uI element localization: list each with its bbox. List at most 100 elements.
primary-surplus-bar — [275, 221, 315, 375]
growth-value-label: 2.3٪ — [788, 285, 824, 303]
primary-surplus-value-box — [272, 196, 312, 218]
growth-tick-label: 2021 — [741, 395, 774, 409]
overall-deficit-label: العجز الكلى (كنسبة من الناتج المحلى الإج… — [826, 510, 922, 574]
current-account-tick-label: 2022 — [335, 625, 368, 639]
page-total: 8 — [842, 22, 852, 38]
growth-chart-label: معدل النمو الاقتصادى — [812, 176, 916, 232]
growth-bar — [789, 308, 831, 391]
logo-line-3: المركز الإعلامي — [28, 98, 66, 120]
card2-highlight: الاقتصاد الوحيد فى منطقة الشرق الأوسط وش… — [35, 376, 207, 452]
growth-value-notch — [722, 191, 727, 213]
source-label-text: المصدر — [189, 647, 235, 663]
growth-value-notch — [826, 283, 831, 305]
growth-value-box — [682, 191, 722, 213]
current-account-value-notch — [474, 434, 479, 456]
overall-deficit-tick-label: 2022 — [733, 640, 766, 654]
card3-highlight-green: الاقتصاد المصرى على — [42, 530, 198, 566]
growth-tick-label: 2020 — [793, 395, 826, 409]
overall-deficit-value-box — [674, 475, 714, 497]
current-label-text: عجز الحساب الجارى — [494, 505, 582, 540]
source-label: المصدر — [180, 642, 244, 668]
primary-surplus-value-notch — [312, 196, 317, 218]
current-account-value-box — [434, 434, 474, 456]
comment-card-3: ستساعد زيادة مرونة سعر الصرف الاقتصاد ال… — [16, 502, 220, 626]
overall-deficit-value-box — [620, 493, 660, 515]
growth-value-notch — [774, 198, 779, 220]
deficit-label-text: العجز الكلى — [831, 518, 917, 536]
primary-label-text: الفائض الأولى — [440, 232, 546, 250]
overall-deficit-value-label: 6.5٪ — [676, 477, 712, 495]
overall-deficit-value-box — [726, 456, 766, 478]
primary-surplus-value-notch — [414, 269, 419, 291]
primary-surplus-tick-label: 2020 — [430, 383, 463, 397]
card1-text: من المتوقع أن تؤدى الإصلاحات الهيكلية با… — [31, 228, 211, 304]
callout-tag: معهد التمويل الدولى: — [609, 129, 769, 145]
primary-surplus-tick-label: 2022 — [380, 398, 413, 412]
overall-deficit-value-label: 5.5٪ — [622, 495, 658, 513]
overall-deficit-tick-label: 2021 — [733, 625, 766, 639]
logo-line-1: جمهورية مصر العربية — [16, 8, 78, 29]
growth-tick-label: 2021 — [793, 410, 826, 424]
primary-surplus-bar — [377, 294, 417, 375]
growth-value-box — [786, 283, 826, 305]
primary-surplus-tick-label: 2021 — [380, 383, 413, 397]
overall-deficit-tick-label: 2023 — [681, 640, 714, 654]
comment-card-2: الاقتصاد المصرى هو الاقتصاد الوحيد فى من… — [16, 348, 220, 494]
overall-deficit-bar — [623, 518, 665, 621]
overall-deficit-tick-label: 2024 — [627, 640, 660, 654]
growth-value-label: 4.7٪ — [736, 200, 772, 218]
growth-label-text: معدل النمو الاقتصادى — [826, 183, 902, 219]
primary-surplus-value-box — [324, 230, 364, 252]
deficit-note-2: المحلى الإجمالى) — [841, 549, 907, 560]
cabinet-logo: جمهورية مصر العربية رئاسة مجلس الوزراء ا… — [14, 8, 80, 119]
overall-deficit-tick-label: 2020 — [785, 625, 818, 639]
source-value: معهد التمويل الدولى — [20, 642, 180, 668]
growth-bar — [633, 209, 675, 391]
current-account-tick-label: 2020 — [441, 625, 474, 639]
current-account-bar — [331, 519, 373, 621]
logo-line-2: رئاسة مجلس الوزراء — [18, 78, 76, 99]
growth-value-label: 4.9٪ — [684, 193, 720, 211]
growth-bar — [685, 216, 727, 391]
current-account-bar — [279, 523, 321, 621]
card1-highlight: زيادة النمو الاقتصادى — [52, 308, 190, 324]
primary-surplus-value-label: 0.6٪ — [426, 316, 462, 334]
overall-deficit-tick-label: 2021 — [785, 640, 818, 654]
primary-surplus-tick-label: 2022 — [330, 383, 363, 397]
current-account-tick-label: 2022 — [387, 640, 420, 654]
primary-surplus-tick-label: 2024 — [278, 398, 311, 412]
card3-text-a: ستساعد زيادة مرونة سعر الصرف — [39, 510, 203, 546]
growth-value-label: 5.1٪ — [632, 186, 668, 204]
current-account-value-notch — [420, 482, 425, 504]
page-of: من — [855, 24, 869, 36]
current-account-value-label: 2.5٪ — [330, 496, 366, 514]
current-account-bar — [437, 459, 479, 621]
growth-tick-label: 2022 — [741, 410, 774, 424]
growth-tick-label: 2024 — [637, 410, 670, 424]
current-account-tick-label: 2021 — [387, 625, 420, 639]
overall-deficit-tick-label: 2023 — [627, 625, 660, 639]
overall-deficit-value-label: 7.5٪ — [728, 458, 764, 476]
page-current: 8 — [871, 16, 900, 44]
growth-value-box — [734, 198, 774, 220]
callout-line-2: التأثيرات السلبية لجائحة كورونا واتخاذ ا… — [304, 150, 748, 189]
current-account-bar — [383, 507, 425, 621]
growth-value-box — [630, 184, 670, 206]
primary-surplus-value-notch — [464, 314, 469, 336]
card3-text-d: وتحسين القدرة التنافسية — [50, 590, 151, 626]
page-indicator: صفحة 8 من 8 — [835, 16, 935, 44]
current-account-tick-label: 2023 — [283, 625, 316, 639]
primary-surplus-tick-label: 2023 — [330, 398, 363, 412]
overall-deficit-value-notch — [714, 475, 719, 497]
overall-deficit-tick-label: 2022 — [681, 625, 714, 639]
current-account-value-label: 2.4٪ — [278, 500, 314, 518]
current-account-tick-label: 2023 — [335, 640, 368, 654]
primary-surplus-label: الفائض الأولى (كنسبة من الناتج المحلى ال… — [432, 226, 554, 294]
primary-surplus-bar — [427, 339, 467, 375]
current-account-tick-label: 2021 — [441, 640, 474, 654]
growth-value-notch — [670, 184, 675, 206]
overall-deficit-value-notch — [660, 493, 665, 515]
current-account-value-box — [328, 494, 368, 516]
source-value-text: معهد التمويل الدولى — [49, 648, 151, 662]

********

Your instructions:
Return the rows above without alteration, from the first one through the row containing "growth-value-notch — [722, 191, 727, 213]", inclusive.

Exercise output:
uI element localization: list each with its bbox. List at most 100 elements.
primary-surplus-bar — [275, 221, 315, 375]
growth-value-label: 2.3٪ — [788, 285, 824, 303]
primary-surplus-value-box — [272, 196, 312, 218]
growth-tick-label: 2021 — [741, 395, 774, 409]
overall-deficit-label: العجز الكلى (كنسبة من الناتج المحلى الإج… — [826, 510, 922, 574]
current-account-tick-label: 2022 — [335, 625, 368, 639]
page-total: 8 — [842, 22, 852, 38]
growth-chart-label: معدل النمو الاقتصادى — [812, 176, 916, 232]
growth-bar — [789, 308, 831, 391]
logo-line-3: المركز الإعلامي — [28, 98, 66, 120]
card2-highlight: الاقتصاد الوحيد فى منطقة الشرق الأوسط وش… — [35, 376, 207, 452]
growth-value-notch — [722, 191, 727, 213]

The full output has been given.